▶ EXERCISE GOAL
Reproduce the material that follows, line for line, with no changes.

START RECORD SET

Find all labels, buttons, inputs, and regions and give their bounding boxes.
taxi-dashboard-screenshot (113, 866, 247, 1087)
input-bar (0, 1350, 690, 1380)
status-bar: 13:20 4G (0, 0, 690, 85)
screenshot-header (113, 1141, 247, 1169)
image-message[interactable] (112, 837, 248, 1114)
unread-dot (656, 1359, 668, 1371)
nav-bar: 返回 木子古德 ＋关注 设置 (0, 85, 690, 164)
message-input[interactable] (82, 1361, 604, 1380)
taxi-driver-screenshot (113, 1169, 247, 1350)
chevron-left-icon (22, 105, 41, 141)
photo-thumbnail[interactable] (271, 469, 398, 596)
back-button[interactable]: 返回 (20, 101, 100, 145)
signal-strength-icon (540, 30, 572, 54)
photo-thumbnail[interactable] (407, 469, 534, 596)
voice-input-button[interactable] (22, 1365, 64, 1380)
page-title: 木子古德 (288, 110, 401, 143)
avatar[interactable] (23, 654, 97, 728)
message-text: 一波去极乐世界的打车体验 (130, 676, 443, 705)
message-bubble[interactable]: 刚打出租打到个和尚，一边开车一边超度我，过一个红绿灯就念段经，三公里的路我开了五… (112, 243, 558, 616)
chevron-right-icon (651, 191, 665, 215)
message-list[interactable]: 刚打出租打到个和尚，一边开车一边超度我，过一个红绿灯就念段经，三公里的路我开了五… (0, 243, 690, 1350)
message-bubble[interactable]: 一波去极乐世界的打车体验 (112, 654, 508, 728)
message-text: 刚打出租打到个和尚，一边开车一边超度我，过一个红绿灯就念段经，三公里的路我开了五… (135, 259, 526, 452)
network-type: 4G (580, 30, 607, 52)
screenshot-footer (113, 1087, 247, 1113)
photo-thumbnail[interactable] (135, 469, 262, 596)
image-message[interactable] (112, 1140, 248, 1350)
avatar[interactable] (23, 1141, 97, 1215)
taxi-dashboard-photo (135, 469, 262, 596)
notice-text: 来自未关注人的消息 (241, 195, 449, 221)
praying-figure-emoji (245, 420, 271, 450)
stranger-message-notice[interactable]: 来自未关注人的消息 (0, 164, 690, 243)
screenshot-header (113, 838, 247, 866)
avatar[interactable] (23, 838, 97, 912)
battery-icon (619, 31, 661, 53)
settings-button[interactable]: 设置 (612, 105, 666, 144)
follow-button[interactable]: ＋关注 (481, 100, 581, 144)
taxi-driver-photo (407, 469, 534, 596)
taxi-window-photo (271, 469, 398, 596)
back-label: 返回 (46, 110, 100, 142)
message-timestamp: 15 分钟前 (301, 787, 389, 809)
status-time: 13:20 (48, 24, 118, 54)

END RECORD SET

▶ FULL SOLUTION
Find all labels, buttons, inputs, and regions and give their bounding boxes.
taxi-dashboard-screenshot (113, 866, 247, 1087)
input-bar (0, 1350, 690, 1380)
status-bar: 13:20 4G (0, 0, 690, 85)
screenshot-header (113, 1141, 247, 1169)
image-message[interactable] (112, 837, 248, 1114)
unread-dot (656, 1359, 668, 1371)
nav-bar: 返回 木子古德 ＋关注 设置 (0, 85, 690, 164)
message-input[interactable] (82, 1361, 604, 1380)
taxi-driver-screenshot (113, 1169, 247, 1350)
chevron-left-icon (22, 105, 41, 141)
photo-thumbnail[interactable] (271, 469, 398, 596)
back-button[interactable]: 返回 (20, 101, 100, 145)
signal-strength-icon (540, 30, 572, 54)
photo-thumbnail[interactable] (407, 469, 534, 596)
voice-input-button[interactable] (22, 1365, 64, 1380)
page-title: 木子古德 (288, 110, 401, 143)
avatar[interactable] (23, 654, 97, 728)
message-text: 一波去极乐世界的打车体验 (130, 676, 443, 705)
message-bubble[interactable]: 刚打出租打到个和尚，一边开车一边超度我，过一个红绿灯就念段经，三公里的路我开了五… (112, 243, 558, 616)
chevron-right-icon (651, 191, 665, 215)
message-list[interactable]: 刚打出租打到个和尚，一边开车一边超度我，过一个红绿灯就念段经，三公里的路我开了五… (0, 243, 690, 1350)
message-bubble[interactable]: 一波去极乐世界的打车体验 (112, 654, 508, 728)
message-text: 刚打出租打到个和尚，一边开车一边超度我，过一个红绿灯就念段经，三公里的路我开了五… (135, 259, 526, 452)
network-type: 4G (580, 30, 607, 52)
screenshot-footer (113, 1087, 247, 1113)
photo-thumbnail[interactable] (135, 469, 262, 596)
image-message[interactable] (112, 1140, 248, 1350)
avatar[interactable] (23, 1141, 97, 1215)
taxi-dashboard-photo (135, 469, 262, 596)
notice-text: 来自未关注人的消息 (241, 195, 449, 221)
praying-figure-emoji (245, 420, 271, 450)
stranger-message-notice[interactable]: 来自未关注人的消息 (0, 164, 690, 243)
screenshot-header (113, 838, 247, 866)
avatar[interactable] (23, 838, 97, 912)
battery-icon (619, 31, 661, 53)
settings-button[interactable]: 设置 (612, 105, 666, 144)
follow-button[interactable]: ＋关注 (481, 100, 581, 144)
taxi-driver-photo (407, 469, 534, 596)
taxi-window-photo (271, 469, 398, 596)
back-label: 返回 (46, 110, 100, 142)
message-timestamp: 15 分钟前 (301, 787, 389, 809)
status-time: 13:20 (48, 24, 118, 54)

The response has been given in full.